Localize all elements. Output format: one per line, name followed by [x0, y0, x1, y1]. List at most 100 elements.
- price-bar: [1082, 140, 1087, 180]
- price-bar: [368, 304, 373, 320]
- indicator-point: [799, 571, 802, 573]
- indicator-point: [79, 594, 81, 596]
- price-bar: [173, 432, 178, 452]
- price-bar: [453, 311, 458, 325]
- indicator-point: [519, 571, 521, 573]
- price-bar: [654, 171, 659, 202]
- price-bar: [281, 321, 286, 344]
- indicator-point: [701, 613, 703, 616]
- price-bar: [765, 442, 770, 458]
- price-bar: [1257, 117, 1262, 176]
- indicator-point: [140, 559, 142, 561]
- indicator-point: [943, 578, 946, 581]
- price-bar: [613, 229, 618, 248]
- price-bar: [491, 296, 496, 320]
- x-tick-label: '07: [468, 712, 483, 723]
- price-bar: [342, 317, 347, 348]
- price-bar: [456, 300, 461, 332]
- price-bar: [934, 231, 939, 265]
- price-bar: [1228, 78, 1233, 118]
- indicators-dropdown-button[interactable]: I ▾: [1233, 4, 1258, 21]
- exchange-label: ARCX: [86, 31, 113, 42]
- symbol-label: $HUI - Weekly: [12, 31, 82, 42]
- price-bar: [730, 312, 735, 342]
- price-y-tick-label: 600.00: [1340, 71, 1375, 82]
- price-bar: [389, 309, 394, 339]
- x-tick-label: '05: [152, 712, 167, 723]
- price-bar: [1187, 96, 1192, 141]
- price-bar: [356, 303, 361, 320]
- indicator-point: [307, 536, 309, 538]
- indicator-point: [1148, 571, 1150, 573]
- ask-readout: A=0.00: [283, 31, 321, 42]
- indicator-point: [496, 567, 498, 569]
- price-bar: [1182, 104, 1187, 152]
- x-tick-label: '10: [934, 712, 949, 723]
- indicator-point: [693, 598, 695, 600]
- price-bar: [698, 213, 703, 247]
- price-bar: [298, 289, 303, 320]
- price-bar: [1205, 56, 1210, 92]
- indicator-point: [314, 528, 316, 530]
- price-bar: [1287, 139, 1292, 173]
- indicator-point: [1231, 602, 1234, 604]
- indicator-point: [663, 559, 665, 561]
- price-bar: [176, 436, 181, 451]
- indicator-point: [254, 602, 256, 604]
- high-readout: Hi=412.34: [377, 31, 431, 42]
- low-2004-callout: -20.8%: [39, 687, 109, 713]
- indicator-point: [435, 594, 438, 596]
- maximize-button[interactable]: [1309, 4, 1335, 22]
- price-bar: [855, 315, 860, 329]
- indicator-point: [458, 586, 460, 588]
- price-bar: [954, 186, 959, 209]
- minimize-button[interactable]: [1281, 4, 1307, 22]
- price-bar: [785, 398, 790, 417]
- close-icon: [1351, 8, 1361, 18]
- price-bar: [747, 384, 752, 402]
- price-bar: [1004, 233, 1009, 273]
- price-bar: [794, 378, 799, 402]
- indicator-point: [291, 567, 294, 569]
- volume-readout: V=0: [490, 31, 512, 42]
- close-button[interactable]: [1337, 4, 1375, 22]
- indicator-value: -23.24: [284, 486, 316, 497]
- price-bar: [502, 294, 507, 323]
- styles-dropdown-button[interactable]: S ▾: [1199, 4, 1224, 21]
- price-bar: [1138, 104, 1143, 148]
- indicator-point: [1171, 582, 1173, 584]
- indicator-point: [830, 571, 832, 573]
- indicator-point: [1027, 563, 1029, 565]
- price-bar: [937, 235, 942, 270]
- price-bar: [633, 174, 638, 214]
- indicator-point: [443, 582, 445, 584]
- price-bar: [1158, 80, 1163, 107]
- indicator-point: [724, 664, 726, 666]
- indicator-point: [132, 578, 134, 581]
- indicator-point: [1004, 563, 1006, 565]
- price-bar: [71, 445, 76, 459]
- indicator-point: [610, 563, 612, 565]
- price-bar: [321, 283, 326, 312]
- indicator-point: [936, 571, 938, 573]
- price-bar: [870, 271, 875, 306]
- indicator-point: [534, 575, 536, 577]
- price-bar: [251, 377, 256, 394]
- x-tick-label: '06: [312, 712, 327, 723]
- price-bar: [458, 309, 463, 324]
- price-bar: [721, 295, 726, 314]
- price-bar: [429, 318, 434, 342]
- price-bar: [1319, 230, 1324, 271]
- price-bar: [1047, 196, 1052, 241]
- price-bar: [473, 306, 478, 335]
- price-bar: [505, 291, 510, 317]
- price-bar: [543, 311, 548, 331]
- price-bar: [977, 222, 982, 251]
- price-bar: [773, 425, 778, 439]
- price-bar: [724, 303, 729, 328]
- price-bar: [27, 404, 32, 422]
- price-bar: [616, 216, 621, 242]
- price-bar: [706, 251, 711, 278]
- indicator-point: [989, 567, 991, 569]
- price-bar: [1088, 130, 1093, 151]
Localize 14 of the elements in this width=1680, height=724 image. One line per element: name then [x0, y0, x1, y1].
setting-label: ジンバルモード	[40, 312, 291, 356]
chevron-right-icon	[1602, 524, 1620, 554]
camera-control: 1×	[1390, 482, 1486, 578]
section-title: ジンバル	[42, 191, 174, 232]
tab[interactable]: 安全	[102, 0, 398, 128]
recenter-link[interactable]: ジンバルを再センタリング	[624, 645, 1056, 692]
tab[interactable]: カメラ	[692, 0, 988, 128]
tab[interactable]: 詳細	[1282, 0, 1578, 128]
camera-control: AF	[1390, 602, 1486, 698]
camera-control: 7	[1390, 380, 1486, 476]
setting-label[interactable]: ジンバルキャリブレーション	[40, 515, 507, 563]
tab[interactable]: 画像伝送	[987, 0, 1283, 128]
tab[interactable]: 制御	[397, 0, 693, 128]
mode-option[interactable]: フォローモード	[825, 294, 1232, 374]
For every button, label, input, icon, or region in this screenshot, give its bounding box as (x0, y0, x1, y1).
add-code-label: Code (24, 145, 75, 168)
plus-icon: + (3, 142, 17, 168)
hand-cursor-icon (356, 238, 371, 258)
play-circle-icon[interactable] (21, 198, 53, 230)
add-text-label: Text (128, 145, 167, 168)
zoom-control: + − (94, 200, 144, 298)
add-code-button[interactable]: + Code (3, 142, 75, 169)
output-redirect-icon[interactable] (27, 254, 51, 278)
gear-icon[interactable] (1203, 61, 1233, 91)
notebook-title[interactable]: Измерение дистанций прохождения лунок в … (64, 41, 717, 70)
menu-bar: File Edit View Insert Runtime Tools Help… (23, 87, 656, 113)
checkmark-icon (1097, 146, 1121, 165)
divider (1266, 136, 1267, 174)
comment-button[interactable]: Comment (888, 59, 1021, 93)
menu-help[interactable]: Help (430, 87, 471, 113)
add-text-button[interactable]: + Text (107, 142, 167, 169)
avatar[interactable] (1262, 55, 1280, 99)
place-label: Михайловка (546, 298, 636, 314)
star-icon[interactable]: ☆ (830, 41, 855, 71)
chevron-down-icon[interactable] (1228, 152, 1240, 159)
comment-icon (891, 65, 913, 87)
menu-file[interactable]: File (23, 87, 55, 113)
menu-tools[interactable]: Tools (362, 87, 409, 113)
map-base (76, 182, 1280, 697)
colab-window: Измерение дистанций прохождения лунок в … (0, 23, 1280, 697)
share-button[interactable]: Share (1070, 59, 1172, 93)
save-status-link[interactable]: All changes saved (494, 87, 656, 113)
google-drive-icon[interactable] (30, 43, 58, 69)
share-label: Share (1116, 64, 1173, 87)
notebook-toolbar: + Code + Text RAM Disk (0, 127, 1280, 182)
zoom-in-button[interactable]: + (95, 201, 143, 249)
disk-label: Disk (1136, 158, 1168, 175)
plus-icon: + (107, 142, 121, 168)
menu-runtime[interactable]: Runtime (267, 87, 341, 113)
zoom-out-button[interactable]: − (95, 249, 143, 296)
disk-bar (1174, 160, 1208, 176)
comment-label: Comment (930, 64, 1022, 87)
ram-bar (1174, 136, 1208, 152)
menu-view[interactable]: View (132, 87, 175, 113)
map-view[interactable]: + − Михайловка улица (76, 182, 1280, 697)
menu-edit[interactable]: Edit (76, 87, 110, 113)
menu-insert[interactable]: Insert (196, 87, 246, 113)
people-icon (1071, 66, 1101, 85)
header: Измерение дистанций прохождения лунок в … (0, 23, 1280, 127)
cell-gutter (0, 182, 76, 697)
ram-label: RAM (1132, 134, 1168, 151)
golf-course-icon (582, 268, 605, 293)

◆ GIVEN INSTRUCTION
Reproduce the entries above word for word, from their very start through the line that contains "- high-readout: Hi=412.34: [377, 31, 431, 42]".

◆ TASK OUTPUT
Localize all elements. Output format: one per line, name followed by [x0, y0, x1, y1]. List at most 100 elements.
- price-bar: [1082, 140, 1087, 180]
- price-bar: [368, 304, 373, 320]
- indicator-point: [799, 571, 802, 573]
- indicator-point: [79, 594, 81, 596]
- price-bar: [173, 432, 178, 452]
- price-bar: [453, 311, 458, 325]
- indicator-point: [519, 571, 521, 573]
- price-bar: [654, 171, 659, 202]
- price-bar: [281, 321, 286, 344]
- indicator-point: [701, 613, 703, 616]
- price-bar: [765, 442, 770, 458]
- price-bar: [1257, 117, 1262, 176]
- indicator-point: [140, 559, 142, 561]
- indicator-point: [943, 578, 946, 581]
- price-bar: [613, 229, 618, 248]
- price-bar: [491, 296, 496, 320]
- x-tick-label: '07: [468, 712, 483, 723]
- price-bar: [342, 317, 347, 348]
- price-bar: [456, 300, 461, 332]
- price-bar: [934, 231, 939, 265]
- price-bar: [1228, 78, 1233, 118]
- indicators-dropdown-button[interactable]: I ▾: [1233, 4, 1258, 21]
- exchange-label: ARCX: [86, 31, 113, 42]
- symbol-label: $HUI - Weekly: [12, 31, 82, 42]
- price-bar: [730, 312, 735, 342]
- price-y-tick-label: 600.00: [1340, 71, 1375, 82]
- price-bar: [389, 309, 394, 339]
- x-tick-label: '05: [152, 712, 167, 723]
- price-bar: [1187, 96, 1192, 141]
- price-bar: [356, 303, 361, 320]
- indicator-point: [307, 536, 309, 538]
- indicator-point: [1148, 571, 1150, 573]
- ask-readout: A=0.00: [283, 31, 321, 42]
- indicator-point: [496, 567, 498, 569]
- price-bar: [1182, 104, 1187, 152]
- x-tick-label: '10: [934, 712, 949, 723]
- indicator-point: [693, 598, 695, 600]
- price-bar: [698, 213, 703, 247]
- price-bar: [298, 289, 303, 320]
- price-bar: [1205, 56, 1210, 92]
- indicator-point: [314, 528, 316, 530]
- price-bar: [1287, 139, 1292, 173]
- indicator-point: [1231, 602, 1234, 604]
- indicator-point: [663, 559, 665, 561]
- price-bar: [176, 436, 181, 451]
- indicator-point: [254, 602, 256, 604]
- high-readout: Hi=412.34: [377, 31, 431, 42]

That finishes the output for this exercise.